SET EXERCISE 1 ->
Answer these from the SoC power case study:
(a) In which two areas does software play a fundamental role in power consumption?
(b) Which prototyping approach does the requirement for full design visibility rule out?
(c) Which standard is used to define the multiple power domains that the Veloce Power App can verify?
SET EXERCISE 2 -> Repeat word for word the part of the SoC power case study from "Achieving accurate measurements" up to and including "a perfect fit.".

EXCERPT ->
Case study: Verifying and optimizing software for power on SoCs

How emulation was used to debug out-of-spec power on a multicore ARM design using the AXI bus.

Source: TDF

Modern system-on-chip (SoC) designs include a vast amount of embedded software that makes them each unique, presenting challenges for failure analysis and debug. Through a stacked structure – made up of drivers, operating systems and applications – the software implements most of the functionality for a variety of applications, whether in networking, storage, mobile or another segment. Secondly, and equally important, the software manages design services, such as low-power management.

In terms of power consumption, software plays a fundamental role in two areas. The first is the computations performed by embedded processors. The greater the processing, the more power is burned. The second is the active power management of the system.

Today, a substantial amount of SoC hardware implements design structures for saving power, such as power domains, dynamic clock frequencies and dynamic supply voltages. This entire hardware infrastructure is operated by software.

Validating software to ensure that the power management performs to specification is critical to avoid costly respins or non-yielding silicon. Therefore, measuring realistic power before silicon tape-out is of paramount importance.

Achieving accurate measurements here has two requirements. The first is a testing environment adequate that supports processing of realistic workloads in the SoC in a reasonable amount of time. Register transfer level (RTL) simulation cannot do this. Hardware emulation is the ideal candidate.

The second requirement is full design visibility so that you can monitor the switching activities of all registers and wires throughout the design. This is necessary to estimate power consumption. For accurate power estimation, you must also take into account the post-layout capacitance of all registers and wires. Without considering the layout data, it is impossible to get an approximate idea of the power consumption. This requirement rules out field programmable gate array (FPGA) prototyping, but emulation is again a perfect fit.

The Veloce Power App supports these requirements and more. It can verify that multiple power domains defined via the unified power format (UPF) standard operate as expected. It can track average power consumption over an extended period of time to determine the lifespan of the battery. It can trace time-based power consumption and pinpoint power peaks that may overload and shut off the battery. It can generate an activity plot that graphically shows the areas of high, medium and low activity and keeps track of which power domains are on and off (Figure 1

Figure 1: A typical activity plot charts the switching activity of a design

The power plot provides a level of visibility that no other view of the SoC design can. As useful as waveforms are in finding the timing relationships necessary for unearthing design bugs, they are hard to use when it comes to quickly identifying anomalies in multi-power domain management schemes.

RECORDED INFORMATION ->
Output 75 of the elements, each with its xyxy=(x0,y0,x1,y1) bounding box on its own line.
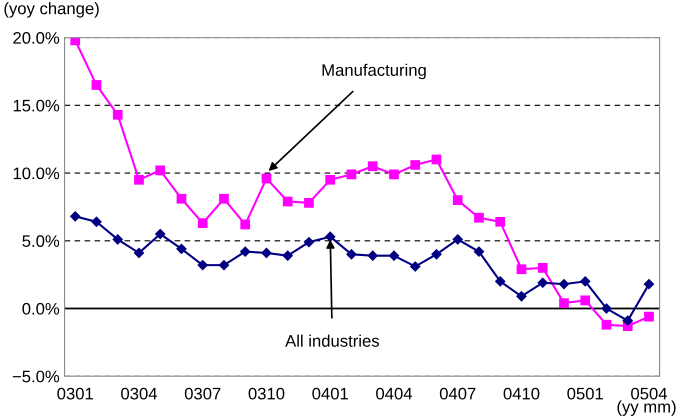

EXPECTED OUTPUT 1 ->
(a) The computations performed by embedded processors, and the active power management of the system.
(b) Field programmable gate array (FPGA) prototyping.
(c) The unified power format (UPF) standard.

EXPECTED OUTPUT 2 ->
Achieving accurate measurements here has two requirements. The first is a testing environment adequate that supports processing of realistic workloads in the SoC in a reasonable amount of time. Register transfer level (RTL) simulation cannot do this. Hardware emulation is the ideal candidate.

The second requirement is full design visibility so that you can monitor the switching activities of all registers and wires throughout the design. This is necessary to estimate power consumption. For accurate power estimation, you must also take into account the post-layout capacitance of all registers and wires. Without considering the layout data, it is impossible to get an approximate idea of the power consumption. This requirement rules out field programmable gate array (FPGA) prototyping, but emulation is again a perfect fit.